DATA SHOWN:
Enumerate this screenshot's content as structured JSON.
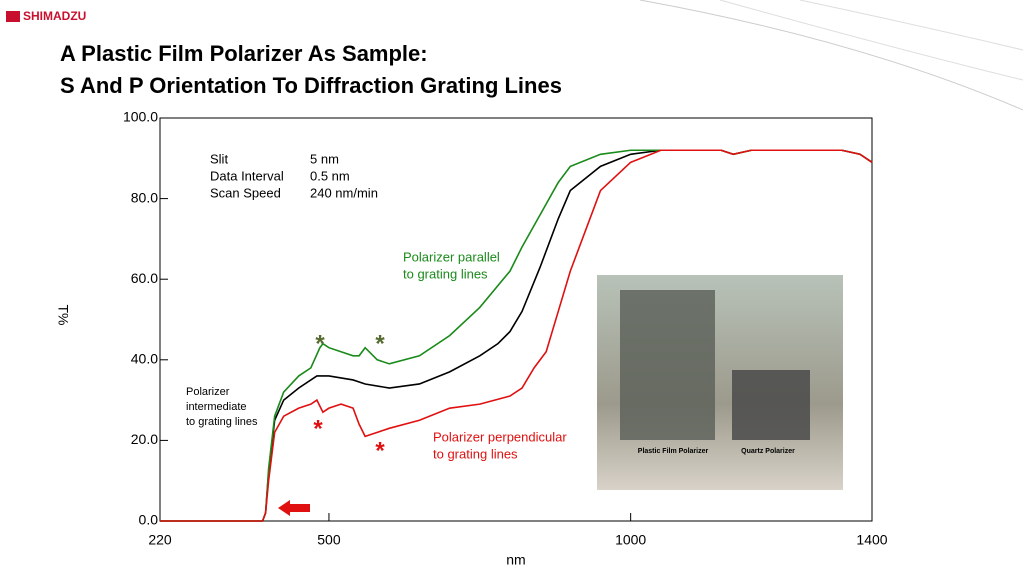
{
  "header": {
    "logo": "SHIMADZU",
    "title": [
      "A Plastic Film Polarizer As Sample:",
      "S And P Orientation To Diffraction Grating Lines"
    ]
  },
  "chart_data": {
    "type": "line",
    "xlabel": "nm",
    "ylabel": "T%",
    "xlim": [
      220,
      1400
    ],
    "xticks": [
      220,
      500,
      1000,
      1400
    ],
    "ylim": [
      0,
      100
    ],
    "yticks": [
      {
        "value": 0,
        "label": "0.0"
      },
      {
        "value": 20,
        "label": "20.0"
      },
      {
        "value": 40,
        "label": "40.0"
      },
      {
        "value": 60,
        "label": "60.0"
      },
      {
        "value": 80,
        "label": "80.0"
      },
      {
        "value": 100,
        "label": "100.0"
      }
    ],
    "series": [
      {
        "name": "intermediate",
        "color": "#000000",
        "x": [
          220,
          390,
          395,
          400,
          410,
          425,
          450,
          480,
          500,
          540,
          560,
          600,
          650,
          700,
          750,
          780,
          800,
          820,
          850,
          880,
          900,
          950,
          1000,
          1050,
          1100,
          1150,
          1170,
          1200,
          1250,
          1300,
          1350,
          1380,
          1400
        ],
        "values": [
          0,
          0,
          2,
          12,
          25,
          30,
          33,
          36,
          36,
          35,
          34,
          33,
          34,
          37,
          41,
          44,
          47,
          52,
          63,
          75,
          82,
          88,
          91,
          92,
          92,
          92,
          91,
          92,
          92,
          92,
          92,
          91,
          89
        ]
      },
      {
        "name": "parallel",
        "color": "#1a8a1a",
        "x": [
          220,
          390,
          395,
          400,
          410,
          425,
          450,
          470,
          485,
          490,
          500,
          520,
          540,
          550,
          560,
          580,
          600,
          650,
          700,
          750,
          800,
          820,
          850,
          880,
          900,
          950,
          1000,
          1050,
          1100,
          1150,
          1170,
          1200,
          1250,
          1300,
          1350,
          1380,
          1400
        ],
        "values": [
          0,
          0,
          2,
          13,
          26,
          32,
          36,
          38,
          43,
          44,
          43,
          42,
          41,
          41,
          43,
          40,
          39,
          41,
          46,
          53,
          62,
          68,
          76,
          84,
          88,
          91,
          92,
          92,
          92,
          92,
          91,
          92,
          92,
          92,
          92,
          91,
          89
        ]
      },
      {
        "name": "perpendicular",
        "color": "#e01010",
        "x": [
          220,
          390,
          395,
          400,
          410,
          425,
          450,
          470,
          480,
          490,
          500,
          520,
          540,
          550,
          560,
          580,
          600,
          650,
          700,
          750,
          800,
          820,
          840,
          860,
          880,
          900,
          950,
          1000,
          1050,
          1100,
          1150,
          1170,
          1200,
          1250,
          1300,
          1350,
          1380,
          1400
        ],
        "values": [
          0,
          0,
          2,
          10,
          22,
          26,
          28,
          29,
          30,
          27,
          28,
          29,
          28,
          24,
          21,
          22,
          23,
          25,
          28,
          29,
          31,
          33,
          38,
          42,
          52,
          62,
          82,
          89,
          92,
          92,
          92,
          91,
          92,
          92,
          92,
          92,
          91,
          89
        ]
      }
    ],
    "settings": [
      [
        "Slit",
        "5 nm"
      ],
      [
        "Data Interval",
        "0.5 nm"
      ],
      [
        "Scan Speed",
        "240 nm/min"
      ]
    ],
    "annotations": [
      {
        "lines": [
          "Polarizer parallel",
          "to grating lines"
        ],
        "color": "#1a8a1a"
      },
      {
        "lines": [
          "Polarizer perpendicular",
          "to grating lines"
        ],
        "color": "#e01010"
      },
      {
        "lines": [
          "Polarizer",
          "intermediate",
          "to grating lines"
        ],
        "color": "#000000"
      }
    ],
    "markers": [
      {
        "text": "*",
        "color": "#556b2f"
      },
      {
        "text": "*",
        "color": "#556b2f"
      },
      {
        "text": "*",
        "color": "#e01010"
      },
      {
        "text": "*",
        "color": "#e01010"
      }
    ]
  },
  "photo": {
    "labels": [
      "Plastic Film Polarizer",
      "Quartz Polarizer"
    ]
  }
}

EXERCISE DETAILS:
Copy out each line of the records where the string "Plastic" appears.

EXERCISE OUTPUT:
      "A Plastic Film Polarizer As Sample:",
      "Plastic Film Polarizer",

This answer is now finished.